(Data items)
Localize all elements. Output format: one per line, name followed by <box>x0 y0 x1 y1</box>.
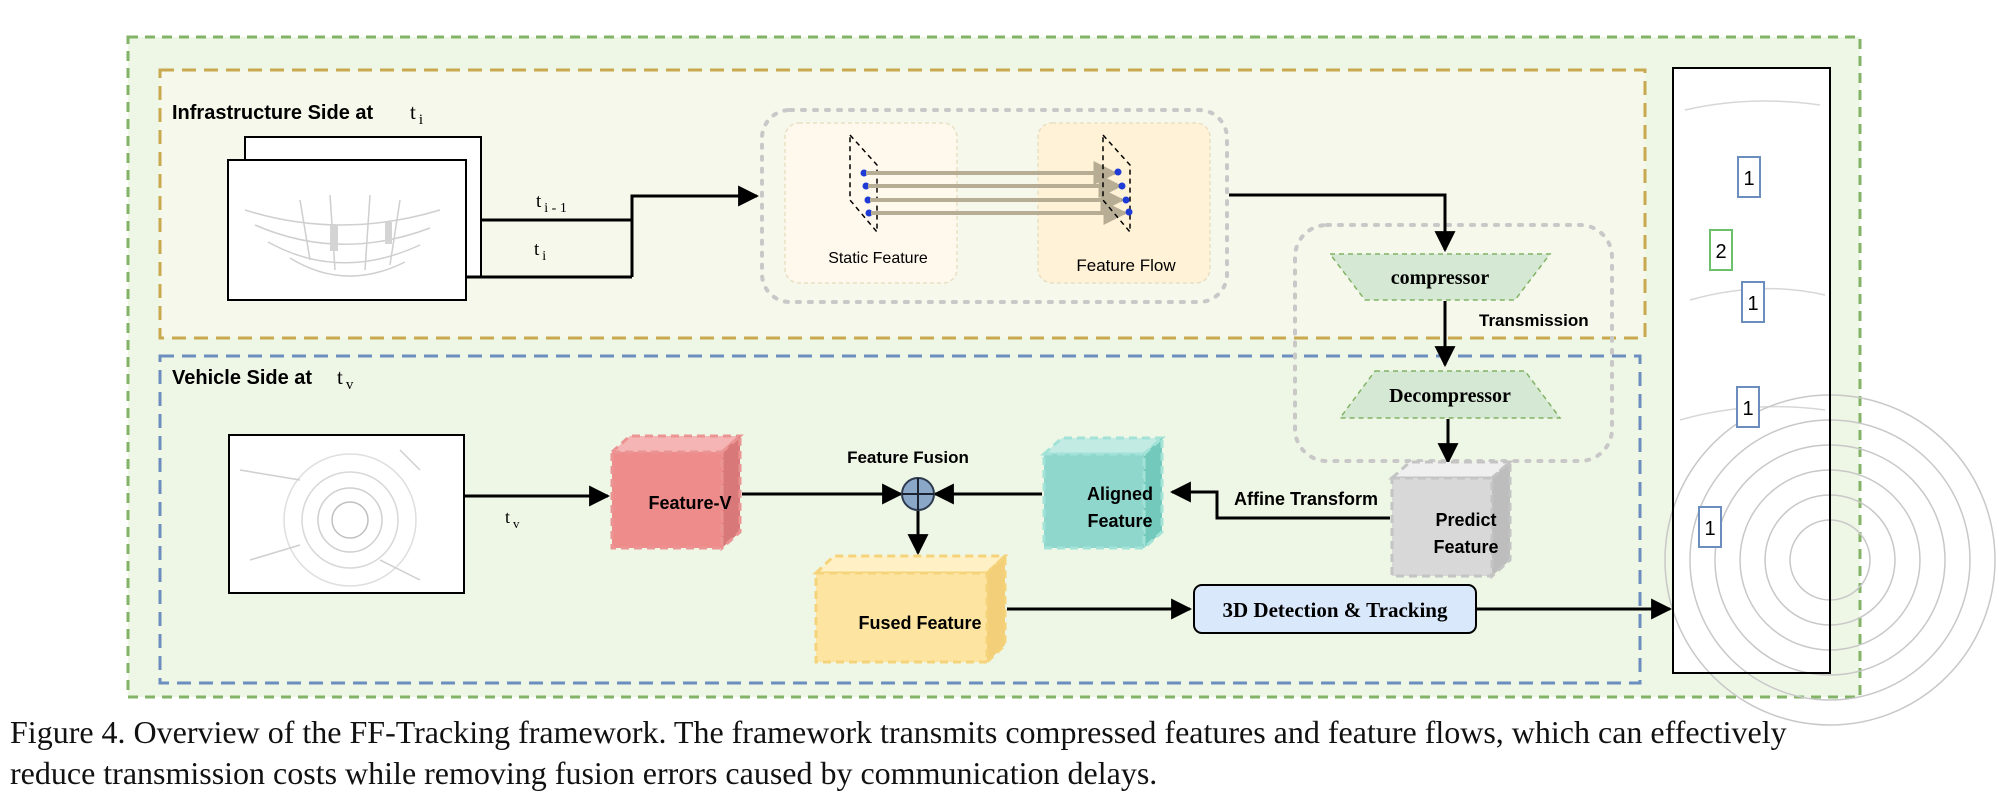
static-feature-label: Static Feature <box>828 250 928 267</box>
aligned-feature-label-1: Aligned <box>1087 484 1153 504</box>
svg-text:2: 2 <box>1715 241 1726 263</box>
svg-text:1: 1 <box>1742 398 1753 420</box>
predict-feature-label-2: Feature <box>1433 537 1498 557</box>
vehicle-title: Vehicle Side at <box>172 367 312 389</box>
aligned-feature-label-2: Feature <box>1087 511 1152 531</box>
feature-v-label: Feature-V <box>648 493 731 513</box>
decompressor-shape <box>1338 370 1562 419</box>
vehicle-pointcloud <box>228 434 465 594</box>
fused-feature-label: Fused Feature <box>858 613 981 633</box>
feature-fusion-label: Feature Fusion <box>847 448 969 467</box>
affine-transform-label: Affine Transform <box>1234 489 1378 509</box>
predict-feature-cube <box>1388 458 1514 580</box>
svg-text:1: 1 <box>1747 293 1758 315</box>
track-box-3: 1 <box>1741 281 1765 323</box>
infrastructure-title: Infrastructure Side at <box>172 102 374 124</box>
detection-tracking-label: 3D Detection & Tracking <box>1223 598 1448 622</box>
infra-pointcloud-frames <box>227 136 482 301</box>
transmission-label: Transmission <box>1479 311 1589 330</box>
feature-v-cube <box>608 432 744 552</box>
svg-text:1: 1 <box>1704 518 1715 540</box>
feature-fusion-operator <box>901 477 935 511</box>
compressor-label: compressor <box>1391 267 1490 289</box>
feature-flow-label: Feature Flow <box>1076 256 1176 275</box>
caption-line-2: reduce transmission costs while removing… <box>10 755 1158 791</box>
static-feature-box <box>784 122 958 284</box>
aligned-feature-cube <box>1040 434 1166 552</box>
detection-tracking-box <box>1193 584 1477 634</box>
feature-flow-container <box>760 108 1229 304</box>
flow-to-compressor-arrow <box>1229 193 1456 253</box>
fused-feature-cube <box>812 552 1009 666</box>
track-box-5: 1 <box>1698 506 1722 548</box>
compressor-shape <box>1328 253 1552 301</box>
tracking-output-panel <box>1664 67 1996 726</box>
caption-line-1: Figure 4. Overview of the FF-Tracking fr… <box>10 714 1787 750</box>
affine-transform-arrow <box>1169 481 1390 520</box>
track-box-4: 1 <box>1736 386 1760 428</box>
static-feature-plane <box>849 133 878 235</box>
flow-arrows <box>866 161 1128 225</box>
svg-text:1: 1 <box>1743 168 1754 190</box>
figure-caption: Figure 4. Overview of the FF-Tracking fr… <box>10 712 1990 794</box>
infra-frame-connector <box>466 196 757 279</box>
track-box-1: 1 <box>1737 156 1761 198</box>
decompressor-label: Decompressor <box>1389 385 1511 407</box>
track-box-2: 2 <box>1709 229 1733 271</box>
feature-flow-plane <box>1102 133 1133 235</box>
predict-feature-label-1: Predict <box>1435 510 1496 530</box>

...

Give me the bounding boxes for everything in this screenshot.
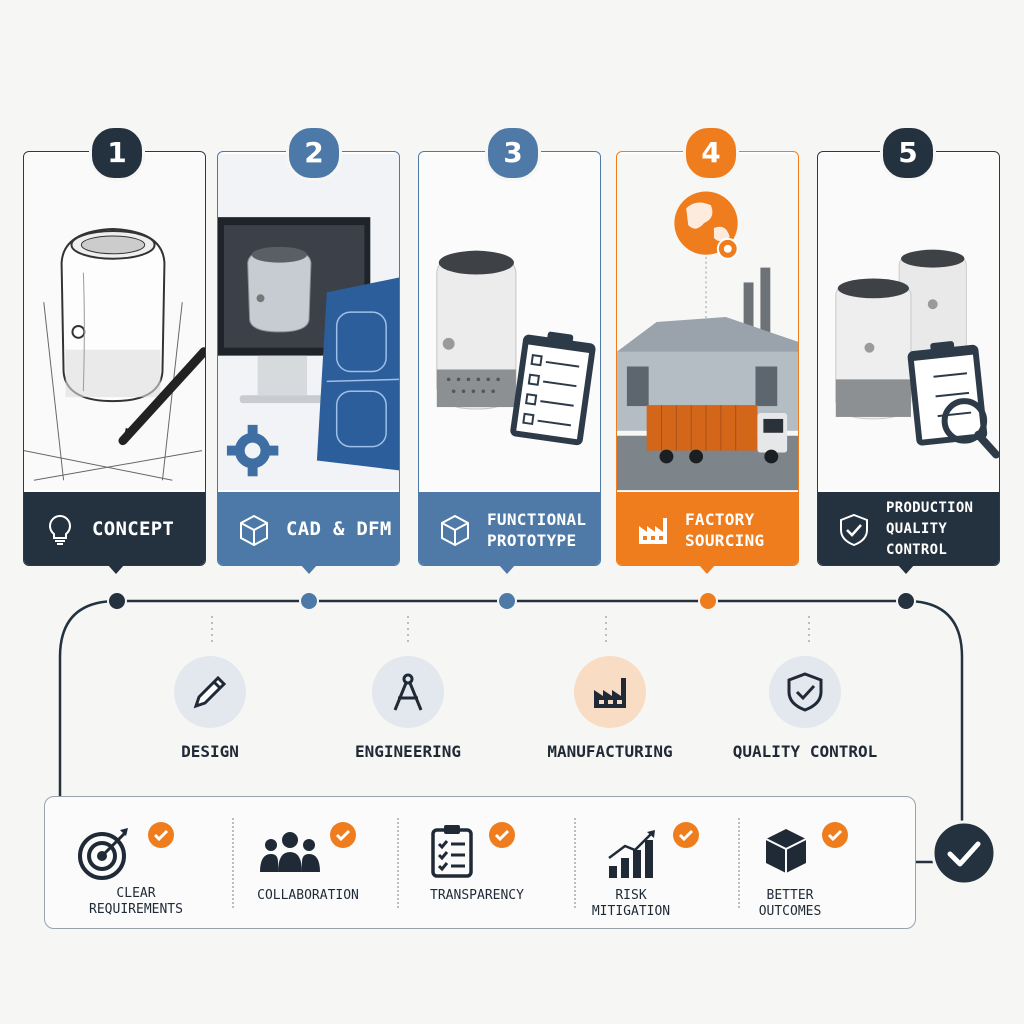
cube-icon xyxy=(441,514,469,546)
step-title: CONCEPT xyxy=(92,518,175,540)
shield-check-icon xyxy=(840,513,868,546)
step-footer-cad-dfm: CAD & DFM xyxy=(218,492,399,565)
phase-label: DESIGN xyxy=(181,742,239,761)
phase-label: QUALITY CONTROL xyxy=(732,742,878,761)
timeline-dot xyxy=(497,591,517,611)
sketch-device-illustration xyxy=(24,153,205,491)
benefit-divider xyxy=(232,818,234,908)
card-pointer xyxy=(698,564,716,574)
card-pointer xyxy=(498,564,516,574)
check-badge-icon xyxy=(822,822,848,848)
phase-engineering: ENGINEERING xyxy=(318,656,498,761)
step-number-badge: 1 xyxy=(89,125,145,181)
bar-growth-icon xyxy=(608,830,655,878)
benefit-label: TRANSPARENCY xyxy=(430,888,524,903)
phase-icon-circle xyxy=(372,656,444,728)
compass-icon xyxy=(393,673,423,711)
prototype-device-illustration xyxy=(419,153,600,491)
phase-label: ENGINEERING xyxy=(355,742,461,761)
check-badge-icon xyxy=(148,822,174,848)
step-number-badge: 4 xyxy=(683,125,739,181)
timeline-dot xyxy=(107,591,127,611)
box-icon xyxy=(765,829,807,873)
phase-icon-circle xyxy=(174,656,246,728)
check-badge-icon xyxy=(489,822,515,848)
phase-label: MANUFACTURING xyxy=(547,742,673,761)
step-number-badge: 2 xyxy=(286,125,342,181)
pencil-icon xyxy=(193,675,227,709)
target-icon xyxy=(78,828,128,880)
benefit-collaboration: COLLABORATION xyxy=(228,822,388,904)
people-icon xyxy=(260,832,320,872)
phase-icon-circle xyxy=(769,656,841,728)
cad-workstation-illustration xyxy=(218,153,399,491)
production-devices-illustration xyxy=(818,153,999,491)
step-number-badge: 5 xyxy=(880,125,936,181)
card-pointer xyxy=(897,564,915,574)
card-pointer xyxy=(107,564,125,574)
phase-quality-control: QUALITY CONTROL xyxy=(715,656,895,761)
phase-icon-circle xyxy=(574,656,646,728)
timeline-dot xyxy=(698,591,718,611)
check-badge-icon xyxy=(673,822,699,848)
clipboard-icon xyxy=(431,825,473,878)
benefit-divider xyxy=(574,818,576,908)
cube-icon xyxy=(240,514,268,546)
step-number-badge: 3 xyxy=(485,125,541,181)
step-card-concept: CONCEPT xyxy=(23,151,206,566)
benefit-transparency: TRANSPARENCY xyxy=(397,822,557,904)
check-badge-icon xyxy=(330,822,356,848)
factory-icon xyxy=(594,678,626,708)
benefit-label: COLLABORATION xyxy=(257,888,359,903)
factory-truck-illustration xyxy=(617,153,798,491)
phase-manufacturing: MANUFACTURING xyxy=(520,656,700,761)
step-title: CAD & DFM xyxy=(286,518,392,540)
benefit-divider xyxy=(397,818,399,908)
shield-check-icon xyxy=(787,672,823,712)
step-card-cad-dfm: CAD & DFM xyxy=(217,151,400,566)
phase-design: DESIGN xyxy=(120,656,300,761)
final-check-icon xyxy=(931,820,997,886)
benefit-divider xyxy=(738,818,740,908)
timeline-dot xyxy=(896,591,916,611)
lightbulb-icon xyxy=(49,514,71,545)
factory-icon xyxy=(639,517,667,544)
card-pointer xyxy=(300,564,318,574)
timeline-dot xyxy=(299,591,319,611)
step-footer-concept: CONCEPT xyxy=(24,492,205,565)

--

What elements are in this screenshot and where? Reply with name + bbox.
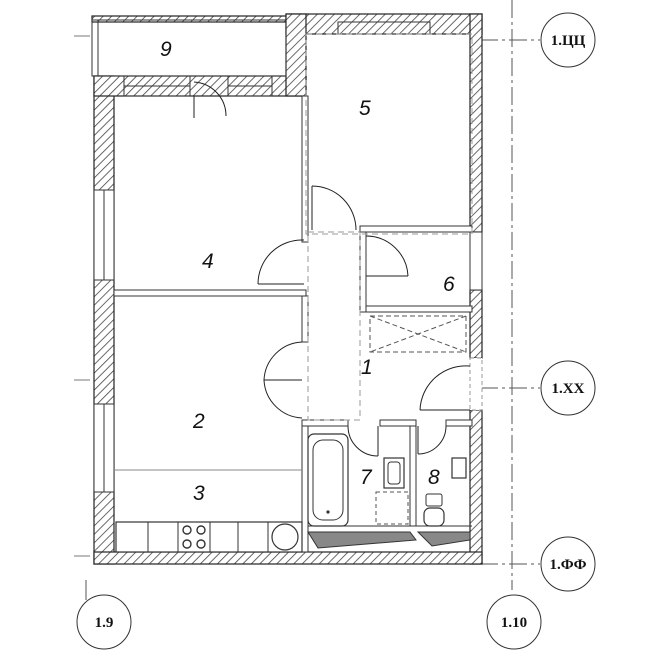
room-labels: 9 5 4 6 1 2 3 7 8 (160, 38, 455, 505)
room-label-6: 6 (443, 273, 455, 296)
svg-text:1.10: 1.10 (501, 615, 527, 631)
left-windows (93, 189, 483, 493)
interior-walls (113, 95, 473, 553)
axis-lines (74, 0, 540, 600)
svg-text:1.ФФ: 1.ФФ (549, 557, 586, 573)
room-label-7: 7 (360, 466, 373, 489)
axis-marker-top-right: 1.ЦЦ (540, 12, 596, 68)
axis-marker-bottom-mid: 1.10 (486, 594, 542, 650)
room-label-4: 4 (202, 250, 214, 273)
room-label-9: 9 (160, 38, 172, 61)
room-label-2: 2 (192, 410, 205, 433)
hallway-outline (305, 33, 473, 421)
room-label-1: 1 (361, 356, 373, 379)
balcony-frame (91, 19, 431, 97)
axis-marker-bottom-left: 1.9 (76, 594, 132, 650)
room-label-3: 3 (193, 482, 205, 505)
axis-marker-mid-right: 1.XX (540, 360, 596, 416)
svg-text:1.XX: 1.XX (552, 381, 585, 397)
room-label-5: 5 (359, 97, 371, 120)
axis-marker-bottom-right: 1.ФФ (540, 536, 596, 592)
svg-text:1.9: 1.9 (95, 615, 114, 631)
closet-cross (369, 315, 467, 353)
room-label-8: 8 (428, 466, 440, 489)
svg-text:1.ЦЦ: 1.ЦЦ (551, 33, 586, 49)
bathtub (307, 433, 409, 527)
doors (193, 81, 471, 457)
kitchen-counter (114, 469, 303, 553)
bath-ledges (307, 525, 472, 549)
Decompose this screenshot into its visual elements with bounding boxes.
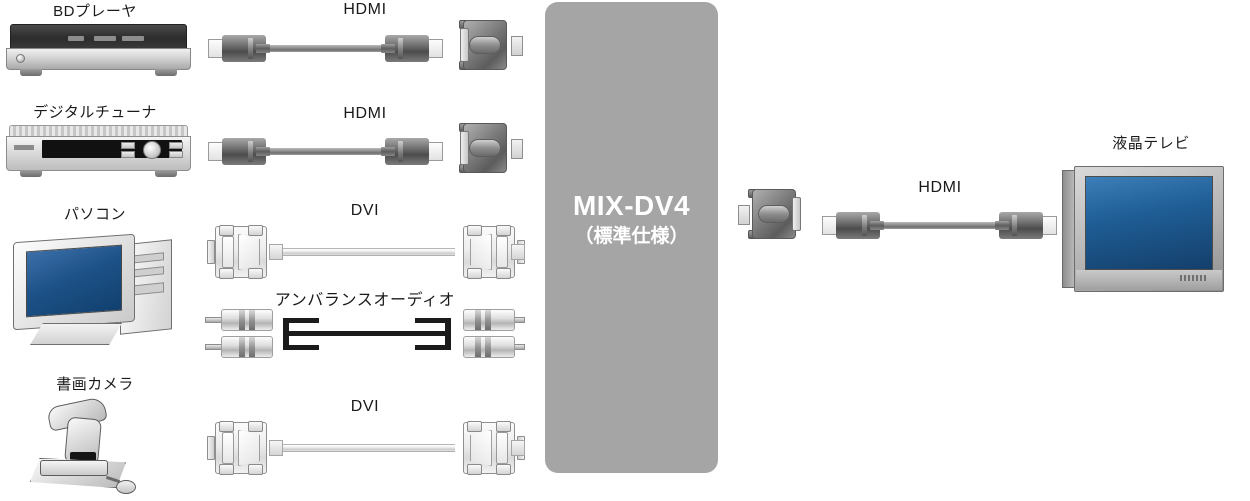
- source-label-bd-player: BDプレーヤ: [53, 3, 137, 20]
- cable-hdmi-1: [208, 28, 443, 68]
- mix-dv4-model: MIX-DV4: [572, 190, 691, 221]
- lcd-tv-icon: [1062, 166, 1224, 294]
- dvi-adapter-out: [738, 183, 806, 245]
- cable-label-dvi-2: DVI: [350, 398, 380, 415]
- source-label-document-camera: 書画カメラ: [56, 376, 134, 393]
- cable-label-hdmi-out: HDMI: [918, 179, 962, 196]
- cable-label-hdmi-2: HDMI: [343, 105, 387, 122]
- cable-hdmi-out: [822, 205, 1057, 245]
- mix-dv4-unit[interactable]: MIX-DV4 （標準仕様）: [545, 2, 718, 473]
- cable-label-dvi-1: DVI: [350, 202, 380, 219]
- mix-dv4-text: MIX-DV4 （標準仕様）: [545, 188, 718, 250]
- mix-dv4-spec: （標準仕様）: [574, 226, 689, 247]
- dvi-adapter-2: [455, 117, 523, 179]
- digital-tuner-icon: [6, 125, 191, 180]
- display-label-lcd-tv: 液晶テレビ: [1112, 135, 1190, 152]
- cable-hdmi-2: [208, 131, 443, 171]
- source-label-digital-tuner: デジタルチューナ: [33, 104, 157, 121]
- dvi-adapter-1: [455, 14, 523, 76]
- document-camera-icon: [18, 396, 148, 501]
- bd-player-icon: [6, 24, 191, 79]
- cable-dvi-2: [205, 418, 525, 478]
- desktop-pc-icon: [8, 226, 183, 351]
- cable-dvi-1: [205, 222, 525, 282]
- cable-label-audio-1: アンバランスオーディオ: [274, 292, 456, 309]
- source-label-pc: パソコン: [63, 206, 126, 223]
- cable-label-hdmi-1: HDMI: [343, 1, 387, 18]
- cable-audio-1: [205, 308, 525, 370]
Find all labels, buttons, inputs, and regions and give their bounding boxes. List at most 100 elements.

**PROBLEM STATEMENT**
Duplicate the listing lines word for word, starting at the line containing "room-labels: 9 5" and ending with the line containing "Decompose this screenshot", both included.

**THE REPLY**
room-labels: 9 5 4 6 1 2 3 7 8 (160, 38, 455, 505)
room-label-6: 6 (443, 273, 455, 296)
svg-text:1.10: 1.10 (501, 615, 527, 631)
left-windows (93, 189, 483, 493)
interior-walls (113, 95, 473, 553)
axis-lines (74, 0, 540, 600)
svg-text:1.ФФ: 1.ФФ (549, 557, 586, 573)
room-label-7: 7 (360, 466, 373, 489)
axis-marker-top-right: 1.ЦЦ (540, 12, 596, 68)
axis-marker-bottom-mid: 1.10 (486, 594, 542, 650)
room-label-4: 4 (202, 250, 214, 273)
room-label-9: 9 (160, 38, 172, 61)
room-label-2: 2 (192, 410, 205, 433)
hallway-outline (305, 33, 473, 421)
room-label-1: 1 (361, 356, 373, 379)
balcony-frame (91, 19, 431, 97)
axis-marker-bottom-left: 1.9 (76, 594, 132, 650)
room-label-3: 3 (193, 482, 205, 505)
axis-marker-mid-right: 1.XX (540, 360, 596, 416)
svg-text:1.XX: 1.XX (552, 381, 585, 397)
room-label-5: 5 (359, 97, 371, 120)
axis-marker-bottom-right: 1.ФФ (540, 536, 596, 592)
svg-text:1.9: 1.9 (95, 615, 114, 631)
closet-cross (369, 315, 467, 353)
room-label-8: 8 (428, 466, 440, 489)
svg-text:1.ЦЦ: 1.ЦЦ (551, 33, 586, 49)
bathtub (307, 433, 409, 527)
doors (193, 81, 471, 457)
kitchen-counter (114, 469, 303, 553)
bath-ledges (307, 525, 472, 549)
Decompose this screenshot into its visual elements with bounding boxes.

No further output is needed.